• Problem details
Output, with no changes, the span of lines that opens with the line containing "OCR this image." and closes with the last line.
Start of Provided data
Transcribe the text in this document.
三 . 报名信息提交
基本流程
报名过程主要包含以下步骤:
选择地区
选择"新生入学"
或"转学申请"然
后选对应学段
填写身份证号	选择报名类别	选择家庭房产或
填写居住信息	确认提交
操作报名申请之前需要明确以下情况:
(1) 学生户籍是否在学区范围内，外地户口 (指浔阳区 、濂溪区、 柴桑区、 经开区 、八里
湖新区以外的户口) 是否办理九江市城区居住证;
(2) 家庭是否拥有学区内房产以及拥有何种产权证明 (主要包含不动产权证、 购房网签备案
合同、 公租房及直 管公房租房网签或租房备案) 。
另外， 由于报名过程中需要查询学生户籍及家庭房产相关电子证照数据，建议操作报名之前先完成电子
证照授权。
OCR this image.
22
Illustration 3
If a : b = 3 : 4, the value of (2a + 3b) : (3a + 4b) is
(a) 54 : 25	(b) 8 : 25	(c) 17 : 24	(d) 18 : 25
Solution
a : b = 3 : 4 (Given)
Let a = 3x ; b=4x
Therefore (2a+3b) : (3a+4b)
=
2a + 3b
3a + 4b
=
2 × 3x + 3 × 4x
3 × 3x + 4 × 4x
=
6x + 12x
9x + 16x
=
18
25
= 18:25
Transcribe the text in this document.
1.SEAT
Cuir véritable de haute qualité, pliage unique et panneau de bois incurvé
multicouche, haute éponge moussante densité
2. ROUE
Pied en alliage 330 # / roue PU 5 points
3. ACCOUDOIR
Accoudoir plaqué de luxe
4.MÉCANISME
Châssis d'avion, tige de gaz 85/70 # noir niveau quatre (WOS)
End of Provided data
• The reply
OCR this image.
22
Illustration 3
If a : b = 3 : 4, the value of (2a + 3b) : (3a + 4b) is
(a) 54 : 25	(b) 8 : 25	(c) 17 : 24	(d) 18 : 25
Solution
a : b = 3 : 4 (Given)
Let a = 3x ; b=4x
Therefore (2a+3b) : (3a+4b)
=
2a + 3b
3a + 4b
=
2 × 3x + 3 × 4x
3 × 3x + 4 × 4x
=
6x + 12x
9x + 16x
=
18
25
= 18:25
Transcribe the text in this document.
1.SEAT
Cuir véritable de haute qualité, pliage unique et panneau de bois incurvé
multicouche, haute éponge moussante densité
2. ROUE
Pied en alliage 330 # / roue PU 5 points
3. ACCOUDOIR
Accoudoir plaqué de luxe
4.MÉCANISME
Châssis d'avion, tige de gaz 85/70 # noir niveau quatre (WOS)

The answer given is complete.